■ What you should do:
Go through the records and give each one again exactly.

-*-

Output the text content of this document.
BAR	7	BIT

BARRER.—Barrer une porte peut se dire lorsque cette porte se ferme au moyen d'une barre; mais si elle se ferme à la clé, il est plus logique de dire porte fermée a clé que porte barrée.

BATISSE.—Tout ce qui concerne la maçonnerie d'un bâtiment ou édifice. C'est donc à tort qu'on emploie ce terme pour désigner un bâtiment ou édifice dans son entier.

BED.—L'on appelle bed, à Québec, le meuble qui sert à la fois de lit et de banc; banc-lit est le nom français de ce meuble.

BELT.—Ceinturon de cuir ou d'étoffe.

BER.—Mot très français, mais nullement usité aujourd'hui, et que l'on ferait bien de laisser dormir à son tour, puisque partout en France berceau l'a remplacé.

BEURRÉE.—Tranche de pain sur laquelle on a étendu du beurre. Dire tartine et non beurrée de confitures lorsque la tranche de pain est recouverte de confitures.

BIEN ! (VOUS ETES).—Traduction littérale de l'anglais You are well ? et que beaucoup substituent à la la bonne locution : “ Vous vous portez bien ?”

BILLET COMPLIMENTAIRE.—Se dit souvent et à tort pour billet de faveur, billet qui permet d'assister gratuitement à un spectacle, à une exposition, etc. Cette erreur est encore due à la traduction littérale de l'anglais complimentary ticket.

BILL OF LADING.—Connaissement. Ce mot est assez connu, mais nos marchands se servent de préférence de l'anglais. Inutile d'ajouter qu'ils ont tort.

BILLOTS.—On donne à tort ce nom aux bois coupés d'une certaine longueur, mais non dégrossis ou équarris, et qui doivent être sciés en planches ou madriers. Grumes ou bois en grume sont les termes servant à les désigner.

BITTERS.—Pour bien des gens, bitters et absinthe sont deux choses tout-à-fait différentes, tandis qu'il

-*-

■ Reply:
Output the text content of this document.
BAR	7	BIT

BARRER.—Barrer une porte peut se dire lorsque cette porte se ferme au moyen d'une barre; mais si elle se ferme à la clé, il est plus logique de dire porte fermée a clé que porte barrée.

BATISSE.—Tout ce qui concerne la maçonnerie d'un bâtiment ou édifice. C'est donc à tort qu'on emploie ce terme pour désigner un bâtiment ou édifice dans son entier.

BED.—L'on appelle bed, à Québec, le meuble qui sert à la fois de lit et de banc; banc-lit est le nom français de ce meuble.

BELT.—Ceinturon de cuir ou d'étoffe.

BER.—Mot très français, mais nullement usité aujourd'hui, et que l'on ferait bien de laisser dormir à son tour, puisque partout en France berceau l'a remplacé.

BEURRÉE.—Tranche de pain sur laquelle on a étendu du beurre. Dire tartine et non beurrée de confitures lorsque la tranche de pain est recouverte de confitures.

BIEN ! (VOUS ETES).—Traduction littérale de l'anglais You are well ? et que beaucoup substituent à la la bonne locution : “ Vous vous portez bien ?”

BILLET COMPLIMENTAIRE.—Se dit souvent et à tort pour billet de faveur, billet qui permet d'assister gratuitement à un spectacle, à une exposition, etc. Cette erreur est encore due à la traduction littérale de l'anglais complimentary ticket.

BILL OF LADING.—Connaissement. Ce mot est assez connu, mais nos marchands se servent de préférence de l'anglais. Inutile d'ajouter qu'ils ont tort.

BILLOTS.—On donne à tort ce nom aux bois coupés d'une certaine longueur, mais non dégrossis ou équarris, et qui doivent être sciés en planches ou madriers. Grumes ou bois en grume sont les termes servant à les désigner.

BITTERS.—Pour bien des gens, bitters et absinthe sont deux choses tout-à-fait différentes, tandis qu'il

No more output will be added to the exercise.